— Work required —
Please reproduce, character for character, the lines in the items from the line with "- right-axis: 0" to the line with "- left-axis: 0", including both of those lines.

Dataset excerpt
· · · · ·
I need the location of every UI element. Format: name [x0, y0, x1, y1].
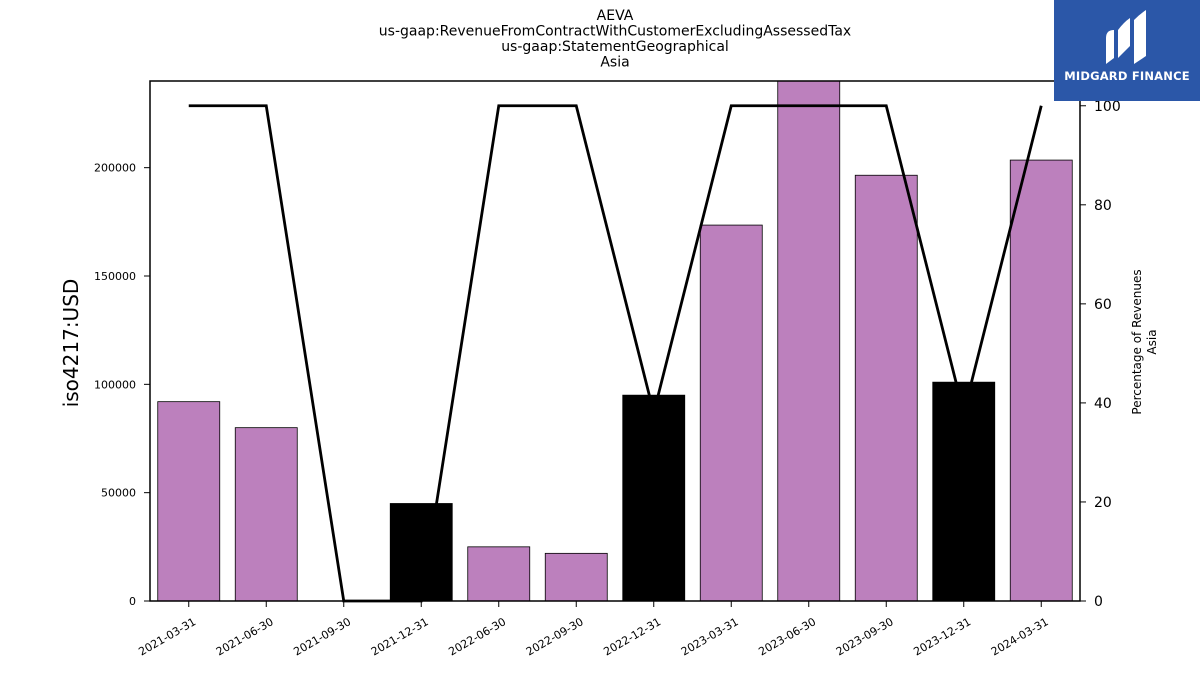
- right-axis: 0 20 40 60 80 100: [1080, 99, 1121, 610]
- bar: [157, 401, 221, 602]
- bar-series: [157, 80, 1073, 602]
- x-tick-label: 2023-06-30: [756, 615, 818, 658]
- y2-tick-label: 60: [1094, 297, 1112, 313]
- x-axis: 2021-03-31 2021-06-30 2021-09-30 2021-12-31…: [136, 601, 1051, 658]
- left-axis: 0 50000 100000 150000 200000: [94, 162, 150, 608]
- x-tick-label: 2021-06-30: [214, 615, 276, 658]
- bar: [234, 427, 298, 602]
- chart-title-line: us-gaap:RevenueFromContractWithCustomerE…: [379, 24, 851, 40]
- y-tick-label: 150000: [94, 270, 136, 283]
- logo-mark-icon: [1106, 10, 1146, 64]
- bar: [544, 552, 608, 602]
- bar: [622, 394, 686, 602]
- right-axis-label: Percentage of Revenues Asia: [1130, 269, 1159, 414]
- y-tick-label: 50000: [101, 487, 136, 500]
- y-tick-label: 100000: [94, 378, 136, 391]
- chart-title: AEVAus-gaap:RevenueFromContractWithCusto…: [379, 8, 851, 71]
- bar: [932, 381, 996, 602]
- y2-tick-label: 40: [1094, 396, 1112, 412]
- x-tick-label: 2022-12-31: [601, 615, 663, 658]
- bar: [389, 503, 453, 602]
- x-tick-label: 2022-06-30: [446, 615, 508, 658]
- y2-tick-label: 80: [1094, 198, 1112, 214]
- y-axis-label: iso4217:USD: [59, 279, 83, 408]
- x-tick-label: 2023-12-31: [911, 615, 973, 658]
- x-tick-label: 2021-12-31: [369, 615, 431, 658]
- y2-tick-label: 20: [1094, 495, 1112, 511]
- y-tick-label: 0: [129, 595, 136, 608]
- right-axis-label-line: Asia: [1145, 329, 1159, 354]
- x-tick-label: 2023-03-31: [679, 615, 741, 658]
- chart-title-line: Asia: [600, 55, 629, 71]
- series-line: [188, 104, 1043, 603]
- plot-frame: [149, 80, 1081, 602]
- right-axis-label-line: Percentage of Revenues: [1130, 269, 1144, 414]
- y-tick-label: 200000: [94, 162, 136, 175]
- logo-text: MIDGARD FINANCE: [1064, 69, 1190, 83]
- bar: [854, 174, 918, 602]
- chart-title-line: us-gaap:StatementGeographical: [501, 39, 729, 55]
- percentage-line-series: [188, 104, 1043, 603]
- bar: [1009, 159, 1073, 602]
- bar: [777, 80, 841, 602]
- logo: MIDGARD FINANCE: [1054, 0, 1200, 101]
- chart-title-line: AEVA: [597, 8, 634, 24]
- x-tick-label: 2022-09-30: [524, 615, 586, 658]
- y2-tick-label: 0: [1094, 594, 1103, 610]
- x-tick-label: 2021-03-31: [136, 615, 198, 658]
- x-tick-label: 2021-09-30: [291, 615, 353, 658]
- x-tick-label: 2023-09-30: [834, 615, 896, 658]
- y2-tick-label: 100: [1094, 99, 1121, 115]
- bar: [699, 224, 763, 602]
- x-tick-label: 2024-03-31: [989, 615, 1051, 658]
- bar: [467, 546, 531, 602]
· · · · ·
— Correct answer —
- right-axis: 0 20 40 60 80 100: [1080, 99, 1121, 610]
- bar: [157, 401, 221, 602]
- bar-series: [157, 80, 1073, 602]
- x-tick-label: 2023-06-30: [756, 615, 818, 658]
- y2-tick-label: 60: [1094, 297, 1112, 313]
- x-axis: 2021-03-31 2021-06-30 2021-09-30 2021-12-31…: [136, 601, 1051, 658]
- left-axis: 0 50000 100000 150000 200000: [94, 162, 150, 608]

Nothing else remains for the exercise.